> DESCRIPTION OF THE TASK
Search the data for the string "text" and gather each line it is in.

---------- DATA RECORDS

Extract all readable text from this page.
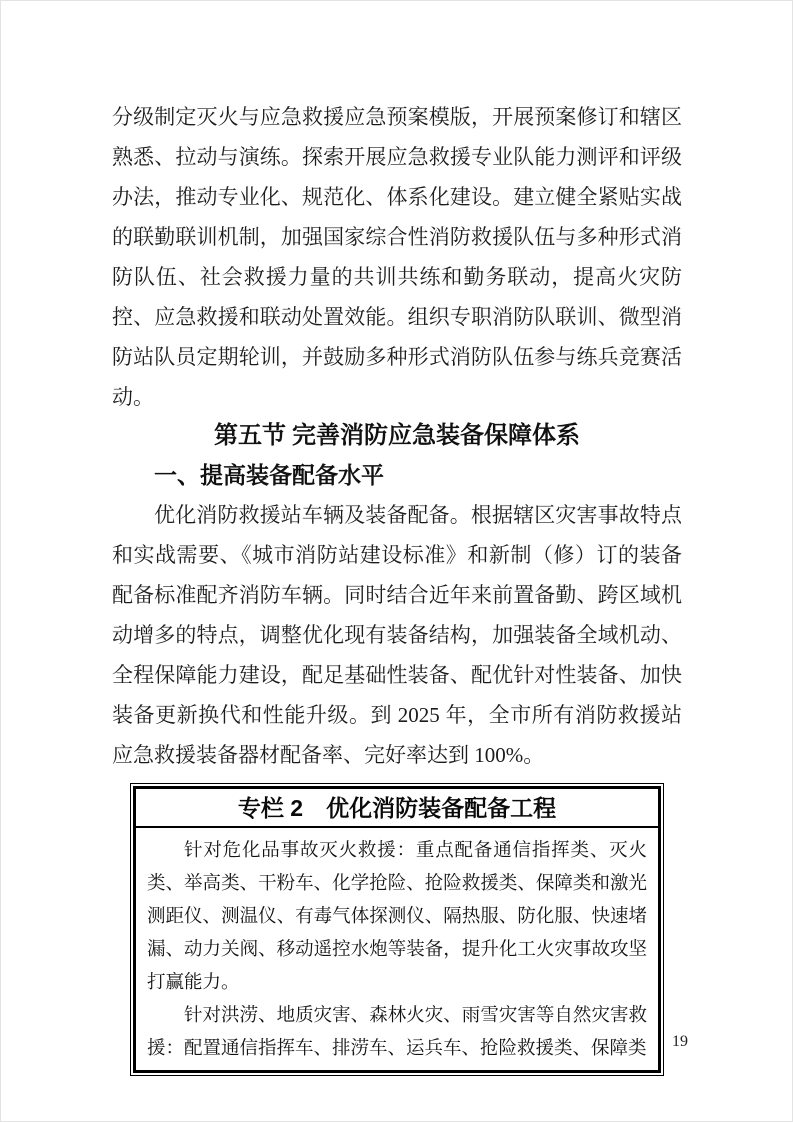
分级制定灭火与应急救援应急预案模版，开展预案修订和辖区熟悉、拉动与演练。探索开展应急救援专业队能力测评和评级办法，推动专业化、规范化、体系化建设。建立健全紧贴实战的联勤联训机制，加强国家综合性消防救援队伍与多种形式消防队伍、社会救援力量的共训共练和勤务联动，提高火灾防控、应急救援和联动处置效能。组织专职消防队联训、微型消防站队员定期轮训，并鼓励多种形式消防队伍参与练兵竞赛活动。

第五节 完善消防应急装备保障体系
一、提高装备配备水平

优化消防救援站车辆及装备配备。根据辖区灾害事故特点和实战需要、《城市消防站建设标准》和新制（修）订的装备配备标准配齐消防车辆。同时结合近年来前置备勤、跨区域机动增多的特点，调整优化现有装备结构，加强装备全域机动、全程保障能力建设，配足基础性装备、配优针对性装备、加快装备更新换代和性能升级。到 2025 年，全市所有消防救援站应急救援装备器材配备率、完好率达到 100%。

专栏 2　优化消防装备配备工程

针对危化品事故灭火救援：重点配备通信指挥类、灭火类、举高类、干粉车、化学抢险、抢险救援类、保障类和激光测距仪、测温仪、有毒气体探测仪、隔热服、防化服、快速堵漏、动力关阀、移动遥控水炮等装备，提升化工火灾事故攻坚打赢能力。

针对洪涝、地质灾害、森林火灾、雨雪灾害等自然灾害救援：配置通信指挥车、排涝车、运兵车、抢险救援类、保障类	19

--------------------
---------- DATA RECORDS

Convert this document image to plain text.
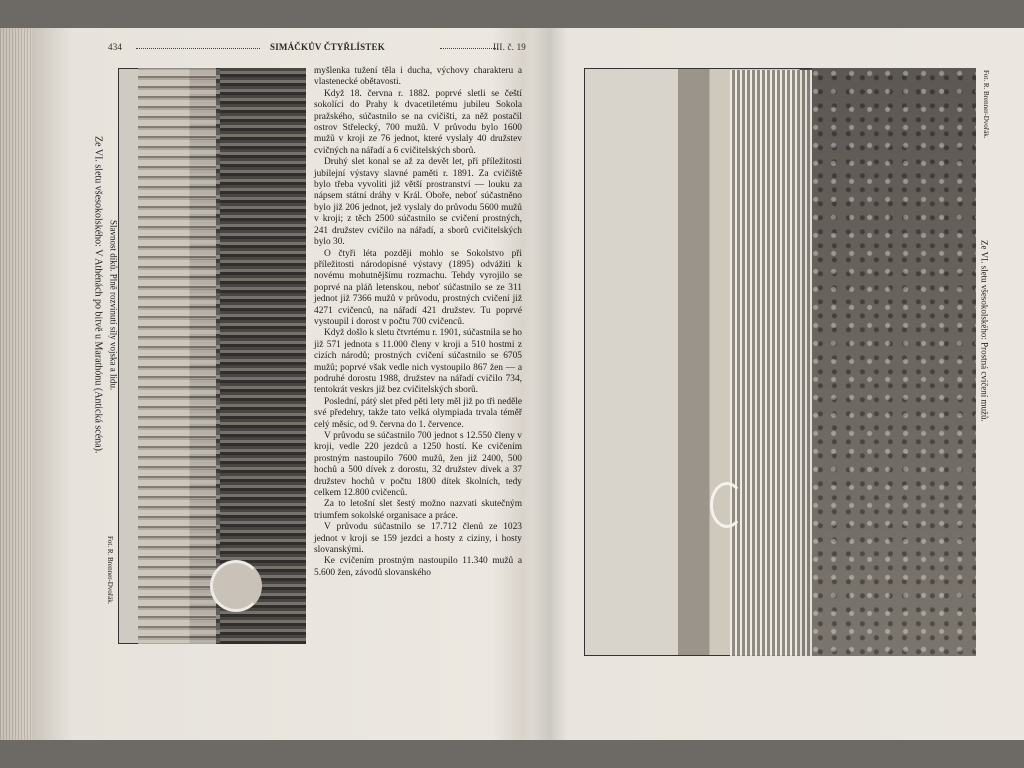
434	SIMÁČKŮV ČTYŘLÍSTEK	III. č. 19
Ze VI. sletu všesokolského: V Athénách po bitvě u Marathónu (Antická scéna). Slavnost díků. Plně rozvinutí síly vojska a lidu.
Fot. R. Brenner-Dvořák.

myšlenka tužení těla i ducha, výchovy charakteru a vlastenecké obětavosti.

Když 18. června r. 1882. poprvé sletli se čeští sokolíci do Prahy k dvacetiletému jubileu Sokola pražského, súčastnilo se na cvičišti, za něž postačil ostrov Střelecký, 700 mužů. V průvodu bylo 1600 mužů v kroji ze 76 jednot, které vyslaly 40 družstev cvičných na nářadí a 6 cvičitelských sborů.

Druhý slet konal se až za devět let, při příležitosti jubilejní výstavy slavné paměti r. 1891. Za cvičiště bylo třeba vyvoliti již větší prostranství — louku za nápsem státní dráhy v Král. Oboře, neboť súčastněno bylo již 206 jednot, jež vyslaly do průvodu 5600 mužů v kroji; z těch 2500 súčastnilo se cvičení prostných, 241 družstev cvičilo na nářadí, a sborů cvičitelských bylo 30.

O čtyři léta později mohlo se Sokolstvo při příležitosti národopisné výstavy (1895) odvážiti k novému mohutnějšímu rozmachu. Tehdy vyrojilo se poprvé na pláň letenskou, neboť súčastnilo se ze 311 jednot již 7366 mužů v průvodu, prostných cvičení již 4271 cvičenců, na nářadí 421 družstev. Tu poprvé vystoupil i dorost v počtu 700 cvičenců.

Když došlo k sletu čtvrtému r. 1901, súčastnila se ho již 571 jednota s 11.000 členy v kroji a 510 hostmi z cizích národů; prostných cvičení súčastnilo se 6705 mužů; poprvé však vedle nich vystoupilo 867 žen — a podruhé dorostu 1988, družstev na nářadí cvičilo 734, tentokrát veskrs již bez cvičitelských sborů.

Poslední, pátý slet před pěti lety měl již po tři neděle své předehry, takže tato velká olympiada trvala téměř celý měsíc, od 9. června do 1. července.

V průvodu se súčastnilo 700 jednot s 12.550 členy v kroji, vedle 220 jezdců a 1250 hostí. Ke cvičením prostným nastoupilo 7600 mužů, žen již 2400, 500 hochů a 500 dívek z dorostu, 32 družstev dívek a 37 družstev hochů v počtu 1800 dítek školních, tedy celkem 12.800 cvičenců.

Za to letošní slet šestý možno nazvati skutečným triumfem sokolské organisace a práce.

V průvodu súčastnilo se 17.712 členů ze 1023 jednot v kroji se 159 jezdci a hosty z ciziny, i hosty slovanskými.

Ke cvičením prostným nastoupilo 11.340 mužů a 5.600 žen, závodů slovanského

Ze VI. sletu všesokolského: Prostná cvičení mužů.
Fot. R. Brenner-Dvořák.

--------------------
---------- DATA RECORDS

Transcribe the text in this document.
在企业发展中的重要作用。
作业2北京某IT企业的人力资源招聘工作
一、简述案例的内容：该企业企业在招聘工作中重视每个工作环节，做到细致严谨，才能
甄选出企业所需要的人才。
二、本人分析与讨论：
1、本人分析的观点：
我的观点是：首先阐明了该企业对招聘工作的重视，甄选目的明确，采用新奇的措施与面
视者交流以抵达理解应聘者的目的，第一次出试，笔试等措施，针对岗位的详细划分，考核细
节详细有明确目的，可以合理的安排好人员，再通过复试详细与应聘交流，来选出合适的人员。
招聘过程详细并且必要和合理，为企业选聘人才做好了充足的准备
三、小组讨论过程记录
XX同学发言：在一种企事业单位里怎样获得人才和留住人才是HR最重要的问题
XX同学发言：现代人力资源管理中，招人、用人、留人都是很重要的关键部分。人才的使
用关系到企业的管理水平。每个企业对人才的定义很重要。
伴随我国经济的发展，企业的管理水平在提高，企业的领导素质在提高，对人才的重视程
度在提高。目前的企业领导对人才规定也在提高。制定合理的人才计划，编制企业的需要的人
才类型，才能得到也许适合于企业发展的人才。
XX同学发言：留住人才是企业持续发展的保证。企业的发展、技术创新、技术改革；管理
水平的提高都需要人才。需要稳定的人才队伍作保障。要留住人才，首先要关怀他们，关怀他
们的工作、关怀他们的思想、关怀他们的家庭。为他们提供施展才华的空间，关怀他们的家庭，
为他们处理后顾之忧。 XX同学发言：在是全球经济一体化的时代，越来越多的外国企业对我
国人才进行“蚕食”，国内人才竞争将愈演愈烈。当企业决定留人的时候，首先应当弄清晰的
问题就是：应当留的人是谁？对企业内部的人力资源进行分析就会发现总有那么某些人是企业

--------------------

> FINAL RESULT
Extract all readable text from this page.
Convert this document image to plain text.
Transcribe the text in this document.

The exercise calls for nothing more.